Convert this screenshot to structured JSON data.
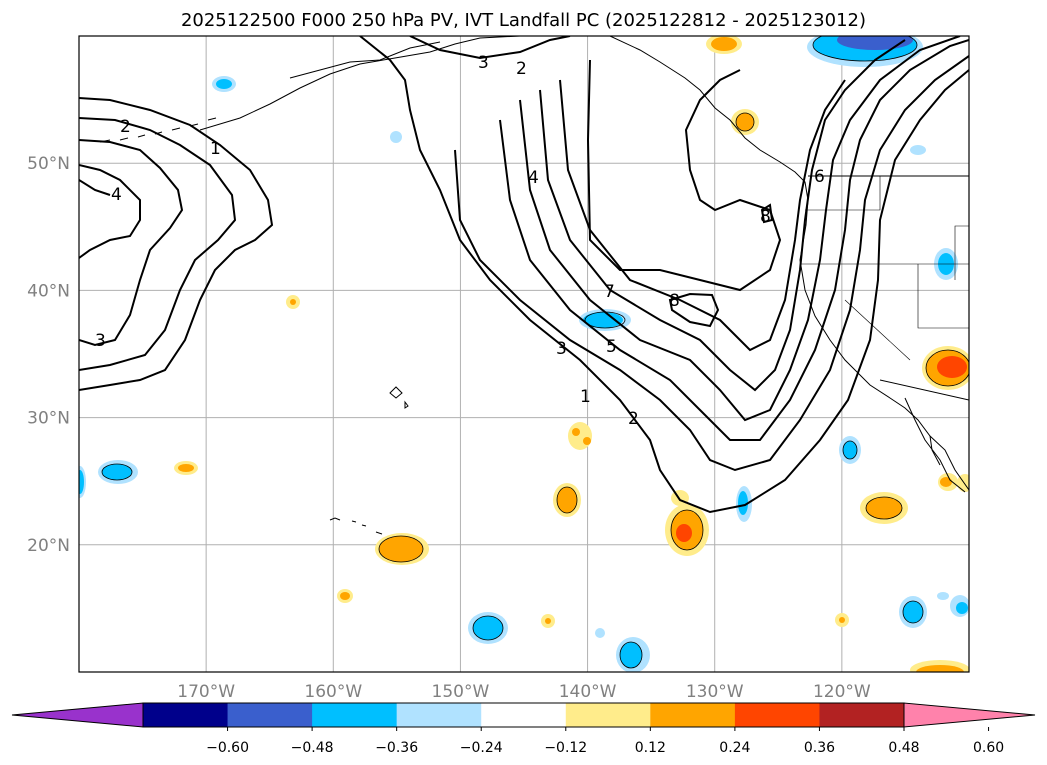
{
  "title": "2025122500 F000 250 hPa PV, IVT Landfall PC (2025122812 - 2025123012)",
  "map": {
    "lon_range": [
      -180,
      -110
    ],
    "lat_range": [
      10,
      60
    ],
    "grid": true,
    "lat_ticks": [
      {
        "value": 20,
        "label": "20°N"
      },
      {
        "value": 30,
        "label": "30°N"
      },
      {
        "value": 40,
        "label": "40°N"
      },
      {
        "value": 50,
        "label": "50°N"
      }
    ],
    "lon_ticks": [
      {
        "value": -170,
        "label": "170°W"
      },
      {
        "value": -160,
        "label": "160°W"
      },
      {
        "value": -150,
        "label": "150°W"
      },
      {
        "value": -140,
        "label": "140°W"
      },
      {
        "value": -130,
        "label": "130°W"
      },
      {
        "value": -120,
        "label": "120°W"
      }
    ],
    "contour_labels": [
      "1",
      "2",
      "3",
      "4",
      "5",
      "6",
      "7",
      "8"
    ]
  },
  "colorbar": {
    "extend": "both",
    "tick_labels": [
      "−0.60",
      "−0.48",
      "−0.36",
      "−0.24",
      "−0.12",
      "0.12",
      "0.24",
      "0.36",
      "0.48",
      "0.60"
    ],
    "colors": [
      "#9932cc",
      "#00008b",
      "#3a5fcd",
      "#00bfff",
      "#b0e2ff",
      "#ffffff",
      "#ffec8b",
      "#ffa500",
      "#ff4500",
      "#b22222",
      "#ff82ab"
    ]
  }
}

...

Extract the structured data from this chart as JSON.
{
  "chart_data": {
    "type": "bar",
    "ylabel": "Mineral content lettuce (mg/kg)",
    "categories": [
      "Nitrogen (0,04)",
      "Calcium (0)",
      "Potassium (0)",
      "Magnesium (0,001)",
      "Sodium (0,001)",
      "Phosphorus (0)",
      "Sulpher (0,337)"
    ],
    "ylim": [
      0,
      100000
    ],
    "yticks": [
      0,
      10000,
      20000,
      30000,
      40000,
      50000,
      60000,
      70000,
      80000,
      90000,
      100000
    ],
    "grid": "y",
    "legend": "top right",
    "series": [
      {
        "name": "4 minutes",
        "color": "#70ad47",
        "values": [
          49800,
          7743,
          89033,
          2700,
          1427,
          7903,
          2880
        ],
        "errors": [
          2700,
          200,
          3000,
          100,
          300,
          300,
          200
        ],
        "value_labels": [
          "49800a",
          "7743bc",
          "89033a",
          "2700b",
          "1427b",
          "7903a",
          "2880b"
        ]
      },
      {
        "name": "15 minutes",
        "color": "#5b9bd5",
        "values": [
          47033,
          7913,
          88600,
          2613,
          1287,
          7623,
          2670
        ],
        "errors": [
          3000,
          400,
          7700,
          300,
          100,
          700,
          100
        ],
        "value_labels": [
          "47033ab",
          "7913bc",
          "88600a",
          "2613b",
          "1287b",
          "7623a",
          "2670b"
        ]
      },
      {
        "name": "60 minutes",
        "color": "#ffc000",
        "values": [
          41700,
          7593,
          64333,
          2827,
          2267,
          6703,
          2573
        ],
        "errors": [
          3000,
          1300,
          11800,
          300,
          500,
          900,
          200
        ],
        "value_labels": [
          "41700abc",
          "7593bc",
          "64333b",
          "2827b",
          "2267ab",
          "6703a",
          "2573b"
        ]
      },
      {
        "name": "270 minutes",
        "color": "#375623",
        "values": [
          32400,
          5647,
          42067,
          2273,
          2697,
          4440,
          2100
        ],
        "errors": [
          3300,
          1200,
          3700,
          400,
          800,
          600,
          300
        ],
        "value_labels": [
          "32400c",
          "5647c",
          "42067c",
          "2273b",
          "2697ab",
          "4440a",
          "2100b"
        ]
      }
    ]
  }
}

**Job:** The word "this" appears in how many lines of the records? Give the number only.

**The output:** 2